Dataset rows:
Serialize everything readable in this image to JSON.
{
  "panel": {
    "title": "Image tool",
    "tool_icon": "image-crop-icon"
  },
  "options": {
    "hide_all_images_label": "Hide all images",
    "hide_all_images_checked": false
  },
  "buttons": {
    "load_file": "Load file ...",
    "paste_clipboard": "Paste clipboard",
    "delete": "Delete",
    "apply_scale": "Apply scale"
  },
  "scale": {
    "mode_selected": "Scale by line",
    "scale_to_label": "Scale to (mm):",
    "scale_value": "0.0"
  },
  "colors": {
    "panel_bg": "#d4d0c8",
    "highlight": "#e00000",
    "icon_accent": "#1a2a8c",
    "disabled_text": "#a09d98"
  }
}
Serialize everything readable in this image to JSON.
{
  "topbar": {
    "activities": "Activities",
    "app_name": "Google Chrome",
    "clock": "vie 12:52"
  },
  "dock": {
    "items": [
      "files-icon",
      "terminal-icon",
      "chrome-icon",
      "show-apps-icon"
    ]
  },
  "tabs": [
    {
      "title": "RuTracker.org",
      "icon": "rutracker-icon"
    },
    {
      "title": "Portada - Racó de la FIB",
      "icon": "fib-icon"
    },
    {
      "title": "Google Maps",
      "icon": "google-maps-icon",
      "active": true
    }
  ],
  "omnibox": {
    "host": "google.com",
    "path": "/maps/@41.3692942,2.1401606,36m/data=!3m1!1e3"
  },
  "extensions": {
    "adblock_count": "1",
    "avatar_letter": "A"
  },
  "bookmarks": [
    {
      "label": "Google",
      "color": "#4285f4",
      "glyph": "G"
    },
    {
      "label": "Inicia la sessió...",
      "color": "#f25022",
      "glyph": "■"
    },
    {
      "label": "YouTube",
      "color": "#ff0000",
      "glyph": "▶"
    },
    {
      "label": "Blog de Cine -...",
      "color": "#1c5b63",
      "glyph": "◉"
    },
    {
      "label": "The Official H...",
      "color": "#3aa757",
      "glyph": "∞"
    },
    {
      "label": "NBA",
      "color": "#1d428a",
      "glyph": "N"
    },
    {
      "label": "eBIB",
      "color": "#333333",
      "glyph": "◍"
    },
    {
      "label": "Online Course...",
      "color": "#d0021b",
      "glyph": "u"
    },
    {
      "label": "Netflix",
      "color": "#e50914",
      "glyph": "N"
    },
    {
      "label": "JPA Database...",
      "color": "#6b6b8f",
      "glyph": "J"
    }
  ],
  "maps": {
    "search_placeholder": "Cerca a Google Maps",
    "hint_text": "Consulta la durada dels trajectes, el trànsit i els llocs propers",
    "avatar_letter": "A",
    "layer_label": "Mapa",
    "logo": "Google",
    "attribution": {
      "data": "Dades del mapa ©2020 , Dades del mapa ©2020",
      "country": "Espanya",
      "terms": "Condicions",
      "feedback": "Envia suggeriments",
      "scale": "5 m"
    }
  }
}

Given request: Every entry in the listing must be retyped exactly.

The solution:
Serialize everything readable in this image to JSON.
{
  "panel": {
    "title": "Image tool",
    "tool_icon": "image-crop-icon"
  },
  "options": {
    "hide_all_images_label": "Hide all images",
    "hide_all_images_checked": false
  },
  "buttons": {
    "load_file": "Load file ...",
    "paste_clipboard": "Paste clipboard",
    "delete": "Delete",
    "apply_scale": "Apply scale"
  },
  "scale": {
    "mode_selected": "Scale by line",
    "scale_to_label": "Scale to (mm):",
    "scale_value": "0.0"
  },
  "colors": {
    "panel_bg": "#d4d0c8",
    "highlight": "#e00000",
    "icon_accent": "#1a2a8c",
    "disabled_text": "#a09d98"
  }
}
Serialize everything readable in this image to JSON.
{
  "topbar": {
    "activities": "Activities",
    "app_name": "Google Chrome",
    "clock": "vie 12:52"
  },
  "dock": {
    "items": [
      "files-icon",
      "terminal-icon",
      "chrome-icon",
      "show-apps-icon"
    ]
  },
  "tabs": [
    {
      "title": "RuTracker.org",
      "icon": "rutracker-icon"
    },
    {
      "title": "Portada - Racó de la FIB",
      "icon": "fib-icon"
    },
    {
      "title": "Google Maps",
      "icon": "google-maps-icon",
      "active": true
    }
  ],
  "omnibox": {
    "host": "google.com",
    "path": "/maps/@41.3692942,2.1401606,36m/data=!3m1!1e3"
  },
  "extensions": {
    "adblock_count": "1",
    "avatar_letter": "A"
  },
  "bookmarks": [
    {
      "label": "Google",
      "color": "#4285f4",
      "glyph": "G"
    },
    {
      "label": "Inicia la sessió...",
      "color": "#f25022",
      "glyph": "■"
    },
    {
      "label": "YouTube",
      "color": "#ff0000",
      "glyph": "▶"
    },
    {
      "label": "Blog de Cine -...",
      "color": "#1c5b63",
      "glyph": "◉"
    },
    {
      "label": "The Official H...",
      "color": "#3aa757",
      "glyph": "∞"
    },
    {
      "label": "NBA",
      "color": "#1d428a",
      "glyph": "N"
    },
    {
      "label": "eBIB",
      "color": "#333333",
      "glyph": "◍"
    },
    {
      "label": "Online Course...",
      "color": "#d0021b",
      "glyph": "u"
    },
    {
      "label": "Netflix",
      "color": "#e50914",
      "glyph": "N"
    },
    {
      "label": "JPA Database...",
      "color": "#6b6b8f",
      "glyph": "J"
    }
  ],
  "maps": {
    "search_placeholder": "Cerca a Google Maps",
    "hint_text": "Consulta la durada dels trajectes, el trànsit i els llocs propers",
    "avatar_letter": "A",
    "layer_label": "Mapa",
    "logo": "Google",
    "attribution": {
      "data": "Dades del mapa ©2020 , Dades del mapa ©2020",
      "country": "Espanya",
      "terms": "Condicions",
      "feedback": "Envia suggeriments",
      "scale": "5 m"
    }
  }
}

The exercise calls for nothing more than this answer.